— Given task —
Below are records; work out how many of their lines contain "icon" and give only that number.

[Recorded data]
● ● ● ●

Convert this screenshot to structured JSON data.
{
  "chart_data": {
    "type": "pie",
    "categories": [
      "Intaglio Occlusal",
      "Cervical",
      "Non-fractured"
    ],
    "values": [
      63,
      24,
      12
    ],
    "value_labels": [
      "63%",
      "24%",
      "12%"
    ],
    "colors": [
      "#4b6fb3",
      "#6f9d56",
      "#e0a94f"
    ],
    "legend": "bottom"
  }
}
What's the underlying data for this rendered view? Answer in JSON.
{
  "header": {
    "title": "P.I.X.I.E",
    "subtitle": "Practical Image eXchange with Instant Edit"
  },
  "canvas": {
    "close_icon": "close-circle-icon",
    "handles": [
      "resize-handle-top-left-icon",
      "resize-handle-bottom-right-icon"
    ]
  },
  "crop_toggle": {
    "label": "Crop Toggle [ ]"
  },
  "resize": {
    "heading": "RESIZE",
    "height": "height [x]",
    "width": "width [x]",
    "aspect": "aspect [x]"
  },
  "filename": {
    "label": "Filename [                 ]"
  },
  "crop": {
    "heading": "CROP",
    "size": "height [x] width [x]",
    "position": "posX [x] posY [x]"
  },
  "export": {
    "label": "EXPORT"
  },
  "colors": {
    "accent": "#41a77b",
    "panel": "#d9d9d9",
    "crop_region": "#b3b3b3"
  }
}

● ● ● ●

— Task result —
3